## WHAT IS ASKED
Lines holding the string "ylabel" are the ones to copy; find them all in the data.

▼▼▼

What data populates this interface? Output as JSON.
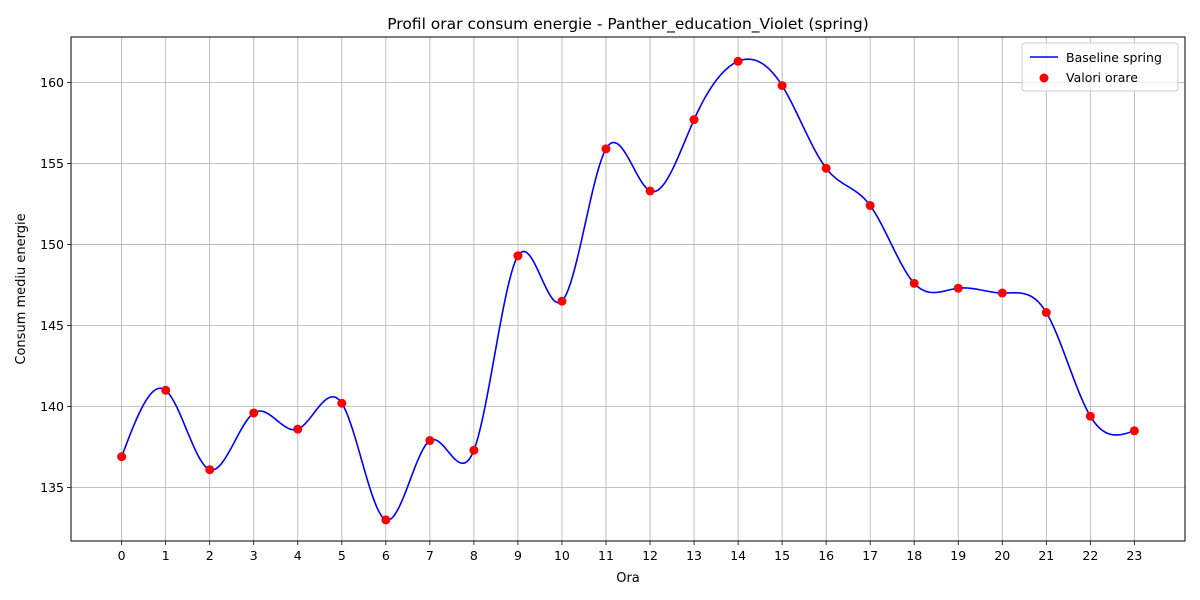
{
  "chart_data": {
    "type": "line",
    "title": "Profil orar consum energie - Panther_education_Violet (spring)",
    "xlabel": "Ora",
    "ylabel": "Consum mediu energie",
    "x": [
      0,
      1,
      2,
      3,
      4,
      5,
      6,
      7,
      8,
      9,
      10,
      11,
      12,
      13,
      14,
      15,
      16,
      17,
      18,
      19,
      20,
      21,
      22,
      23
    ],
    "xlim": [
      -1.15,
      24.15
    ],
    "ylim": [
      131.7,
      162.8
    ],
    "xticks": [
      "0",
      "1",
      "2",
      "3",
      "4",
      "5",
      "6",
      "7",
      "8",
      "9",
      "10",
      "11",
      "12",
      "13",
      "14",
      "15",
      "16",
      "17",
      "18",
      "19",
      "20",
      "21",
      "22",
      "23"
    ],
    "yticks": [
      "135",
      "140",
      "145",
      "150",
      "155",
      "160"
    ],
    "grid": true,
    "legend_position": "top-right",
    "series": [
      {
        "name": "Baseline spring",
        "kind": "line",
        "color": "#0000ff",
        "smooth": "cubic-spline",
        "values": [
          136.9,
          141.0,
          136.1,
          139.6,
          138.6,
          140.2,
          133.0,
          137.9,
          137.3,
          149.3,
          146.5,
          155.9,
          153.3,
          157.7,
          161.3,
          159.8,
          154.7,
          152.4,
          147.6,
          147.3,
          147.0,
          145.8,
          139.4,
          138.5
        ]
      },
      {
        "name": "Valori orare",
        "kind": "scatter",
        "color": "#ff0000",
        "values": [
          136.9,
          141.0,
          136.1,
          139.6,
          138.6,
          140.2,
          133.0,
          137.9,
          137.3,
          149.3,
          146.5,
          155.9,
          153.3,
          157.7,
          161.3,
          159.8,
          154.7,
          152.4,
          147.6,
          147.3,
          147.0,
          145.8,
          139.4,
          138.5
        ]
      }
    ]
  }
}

▲▲▲
▼▼▼

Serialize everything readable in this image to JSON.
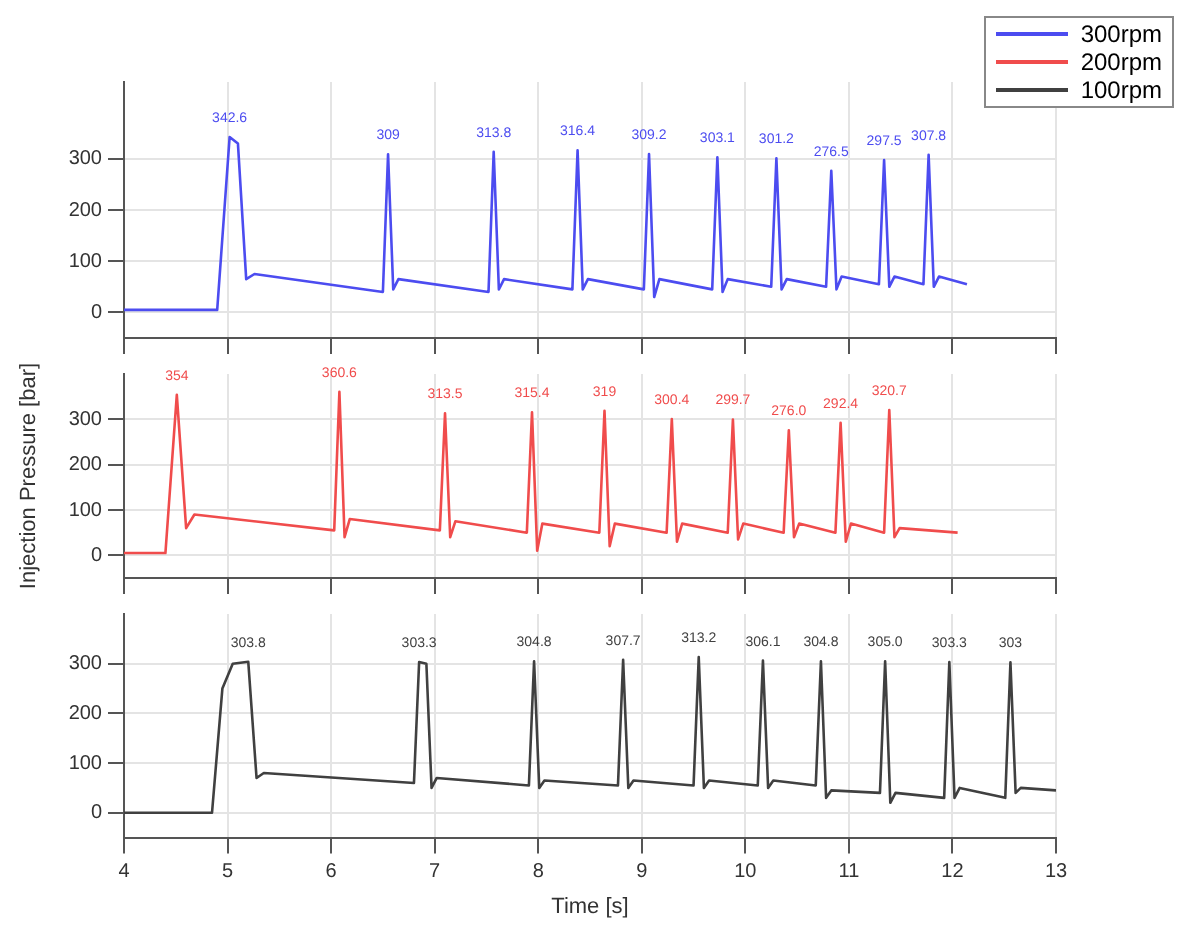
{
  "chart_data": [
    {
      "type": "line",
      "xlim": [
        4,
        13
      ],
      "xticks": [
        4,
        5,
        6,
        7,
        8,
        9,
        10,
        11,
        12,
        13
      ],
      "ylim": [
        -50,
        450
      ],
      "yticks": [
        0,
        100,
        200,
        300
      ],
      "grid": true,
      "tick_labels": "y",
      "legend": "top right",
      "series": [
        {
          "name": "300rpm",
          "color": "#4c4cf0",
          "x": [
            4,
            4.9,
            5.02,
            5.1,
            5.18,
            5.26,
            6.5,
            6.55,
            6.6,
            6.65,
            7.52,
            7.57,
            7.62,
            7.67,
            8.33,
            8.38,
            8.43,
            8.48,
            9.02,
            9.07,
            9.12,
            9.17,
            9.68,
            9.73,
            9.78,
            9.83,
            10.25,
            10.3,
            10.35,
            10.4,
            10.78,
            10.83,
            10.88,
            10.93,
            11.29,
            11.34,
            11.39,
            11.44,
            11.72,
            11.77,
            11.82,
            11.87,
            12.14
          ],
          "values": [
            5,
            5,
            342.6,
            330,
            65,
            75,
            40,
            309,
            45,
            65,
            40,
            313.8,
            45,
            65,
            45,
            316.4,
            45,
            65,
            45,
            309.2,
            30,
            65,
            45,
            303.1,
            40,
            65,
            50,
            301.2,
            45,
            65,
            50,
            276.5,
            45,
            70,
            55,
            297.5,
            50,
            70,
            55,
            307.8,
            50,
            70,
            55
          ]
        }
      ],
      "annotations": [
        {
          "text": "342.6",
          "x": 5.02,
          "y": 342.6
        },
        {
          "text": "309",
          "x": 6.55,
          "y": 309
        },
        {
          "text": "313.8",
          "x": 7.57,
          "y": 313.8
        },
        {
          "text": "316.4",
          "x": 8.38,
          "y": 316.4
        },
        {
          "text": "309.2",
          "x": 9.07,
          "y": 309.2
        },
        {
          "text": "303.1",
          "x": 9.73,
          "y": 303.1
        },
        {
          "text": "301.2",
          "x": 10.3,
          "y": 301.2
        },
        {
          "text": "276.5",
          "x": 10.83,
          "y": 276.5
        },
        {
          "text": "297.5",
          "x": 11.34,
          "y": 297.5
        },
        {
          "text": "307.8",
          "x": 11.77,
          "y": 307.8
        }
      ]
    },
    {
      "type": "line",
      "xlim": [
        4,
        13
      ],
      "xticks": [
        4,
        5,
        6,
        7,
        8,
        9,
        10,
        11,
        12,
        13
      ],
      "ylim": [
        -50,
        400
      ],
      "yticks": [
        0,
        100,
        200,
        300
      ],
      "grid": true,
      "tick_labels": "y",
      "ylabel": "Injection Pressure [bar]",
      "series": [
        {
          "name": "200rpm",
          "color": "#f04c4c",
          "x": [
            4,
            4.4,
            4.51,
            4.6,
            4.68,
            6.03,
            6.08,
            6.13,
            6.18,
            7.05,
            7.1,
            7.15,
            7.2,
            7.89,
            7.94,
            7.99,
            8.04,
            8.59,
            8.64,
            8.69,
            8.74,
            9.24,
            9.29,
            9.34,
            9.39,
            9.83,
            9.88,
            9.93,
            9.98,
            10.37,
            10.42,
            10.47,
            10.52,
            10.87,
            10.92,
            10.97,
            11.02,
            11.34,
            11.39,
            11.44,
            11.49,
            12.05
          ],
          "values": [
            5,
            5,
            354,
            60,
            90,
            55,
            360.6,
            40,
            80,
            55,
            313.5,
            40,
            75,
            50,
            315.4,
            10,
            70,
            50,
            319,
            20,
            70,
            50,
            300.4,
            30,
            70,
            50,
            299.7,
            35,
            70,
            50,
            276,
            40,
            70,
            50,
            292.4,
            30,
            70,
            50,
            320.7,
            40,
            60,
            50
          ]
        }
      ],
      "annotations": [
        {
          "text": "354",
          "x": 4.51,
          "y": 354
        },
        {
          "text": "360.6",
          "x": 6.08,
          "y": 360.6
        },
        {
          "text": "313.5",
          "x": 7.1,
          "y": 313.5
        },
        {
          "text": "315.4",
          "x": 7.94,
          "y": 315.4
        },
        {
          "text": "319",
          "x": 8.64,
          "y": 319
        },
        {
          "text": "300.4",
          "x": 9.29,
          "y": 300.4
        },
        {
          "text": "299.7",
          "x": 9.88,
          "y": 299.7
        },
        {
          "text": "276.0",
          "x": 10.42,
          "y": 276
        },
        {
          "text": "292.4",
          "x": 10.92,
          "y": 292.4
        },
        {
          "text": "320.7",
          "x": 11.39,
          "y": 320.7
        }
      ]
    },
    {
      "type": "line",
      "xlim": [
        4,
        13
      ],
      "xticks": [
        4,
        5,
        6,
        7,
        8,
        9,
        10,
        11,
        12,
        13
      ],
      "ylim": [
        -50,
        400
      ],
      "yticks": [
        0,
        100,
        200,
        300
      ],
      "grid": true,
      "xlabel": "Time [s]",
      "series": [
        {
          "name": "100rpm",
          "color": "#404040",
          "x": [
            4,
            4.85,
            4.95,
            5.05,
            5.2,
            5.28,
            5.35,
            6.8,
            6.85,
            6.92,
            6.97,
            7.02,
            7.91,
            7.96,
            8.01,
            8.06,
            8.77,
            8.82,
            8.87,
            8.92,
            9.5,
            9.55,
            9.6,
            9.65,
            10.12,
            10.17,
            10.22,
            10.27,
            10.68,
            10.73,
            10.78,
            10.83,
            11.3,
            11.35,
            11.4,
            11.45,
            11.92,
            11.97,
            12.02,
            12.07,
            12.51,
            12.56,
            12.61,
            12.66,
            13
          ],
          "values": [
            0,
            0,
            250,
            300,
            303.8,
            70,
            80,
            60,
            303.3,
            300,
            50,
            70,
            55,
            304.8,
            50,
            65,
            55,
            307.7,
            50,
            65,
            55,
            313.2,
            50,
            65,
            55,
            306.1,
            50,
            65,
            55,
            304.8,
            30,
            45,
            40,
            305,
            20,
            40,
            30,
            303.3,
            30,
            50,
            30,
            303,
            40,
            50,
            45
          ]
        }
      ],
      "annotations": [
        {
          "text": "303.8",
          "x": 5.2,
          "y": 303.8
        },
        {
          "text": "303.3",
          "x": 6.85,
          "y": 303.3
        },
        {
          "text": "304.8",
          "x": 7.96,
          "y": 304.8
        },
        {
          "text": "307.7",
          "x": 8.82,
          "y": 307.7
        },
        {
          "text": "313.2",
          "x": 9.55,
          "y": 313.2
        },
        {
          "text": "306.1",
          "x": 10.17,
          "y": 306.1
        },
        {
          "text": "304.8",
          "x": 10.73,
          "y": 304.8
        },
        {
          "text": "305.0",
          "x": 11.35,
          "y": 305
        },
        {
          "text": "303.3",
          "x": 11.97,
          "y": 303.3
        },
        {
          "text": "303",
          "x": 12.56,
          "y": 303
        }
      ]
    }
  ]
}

▲▲▲

## TASK RESULT
    "ylabel": "Consum mediu energie",
      "ylabel": "Injection Pressure [bar]",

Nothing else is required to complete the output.